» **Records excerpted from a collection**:
☆ ☆ ☆ ☆
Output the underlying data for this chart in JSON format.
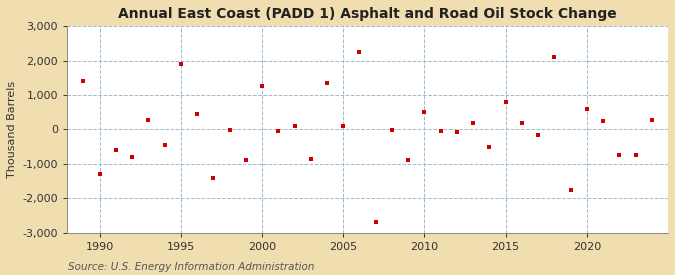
{
  "title": "Annual East Coast (PADD 1) Asphalt and Road Oil Stock Change",
  "ylabel": "Thousand Barrels",
  "source": "Source: U.S. Energy Information Administration",
  "figure_bg": "#f0ddb0",
  "plot_bg": "#ffffff",
  "marker_color": "#cc0000",
  "years": [
    1989,
    1990,
    1991,
    1992,
    1993,
    1994,
    1995,
    1996,
    1997,
    1998,
    1999,
    2000,
    2001,
    2002,
    2003,
    2004,
    2005,
    2006,
    2007,
    2008,
    2009,
    2010,
    2011,
    2012,
    2013,
    2014,
    2015,
    2016,
    2017,
    2018,
    2019,
    2020,
    2021,
    2022,
    2023,
    2024
  ],
  "values": [
    1400,
    -1300,
    -600,
    -800,
    280,
    -450,
    1900,
    450,
    -1400,
    -30,
    -900,
    1250,
    -50,
    100,
    -850,
    1350,
    100,
    2250,
    -2700,
    -30,
    -900,
    500,
    -50,
    -70,
    200,
    -500,
    800,
    200,
    -150,
    2100,
    -1750,
    600,
    250,
    -750,
    -750,
    280
  ],
  "ylim": [
    -3000,
    3000
  ],
  "yticks": [
    -3000,
    -2000,
    -1000,
    0,
    1000,
    2000,
    3000
  ],
  "xticks": [
    1990,
    1995,
    2000,
    2005,
    2010,
    2015,
    2020
  ],
  "xlim": [
    1988,
    2025
  ],
  "grid_color": "#99bbcc",
  "title_fontsize": 10,
  "axis_label_fontsize": 8,
  "tick_fontsize": 8,
  "source_fontsize": 7.5
}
☆ ☆ ☆ ☆
Copy all the data exactly as written, but skip any picture.

Output the underlying data for this chart in JSON format.
{
  "title": "Annual East Coast (PADD 1) Asphalt and Road Oil Stock Change",
  "ylabel": "Thousand Barrels",
  "source": "Source: U.S. Energy Information Administration",
  "figure_bg": "#f0ddb0",
  "plot_bg": "#ffffff",
  "marker_color": "#cc0000",
  "years": [
    1989,
    1990,
    1991,
    1992,
    1993,
    1994,
    1995,
    1996,
    1997,
    1998,
    1999,
    2000,
    2001,
    2002,
    2003,
    2004,
    2005,
    2006,
    2007,
    2008,
    2009,
    2010,
    2011,
    2012,
    2013,
    2014,
    2015,
    2016,
    2017,
    2018,
    2019,
    2020,
    2021,
    2022,
    2023,
    2024
  ],
  "values": [
    1400,
    -1300,
    -600,
    -800,
    280,
    -450,
    1900,
    450,
    -1400,
    -30,
    -900,
    1250,
    -50,
    100,
    -850,
    1350,
    100,
    2250,
    -2700,
    -30,
    -900,
    500,
    -50,
    -70,
    200,
    -500,
    800,
    200,
    -150,
    2100,
    -1750,
    600,
    250,
    -750,
    -750,
    280
  ],
  "ylim": [
    -3000,
    3000
  ],
  "yticks": [
    -3000,
    -2000,
    -1000,
    0,
    1000,
    2000,
    3000
  ],
  "xticks": [
    1990,
    1995,
    2000,
    2005,
    2010,
    2015,
    2020
  ],
  "xlim": [
    1988,
    2025
  ],
  "grid_color": "#99bbcc",
  "title_fontsize": 10,
  "axis_label_fontsize": 8,
  "tick_fontsize": 8,
  "source_fontsize": 7.5
}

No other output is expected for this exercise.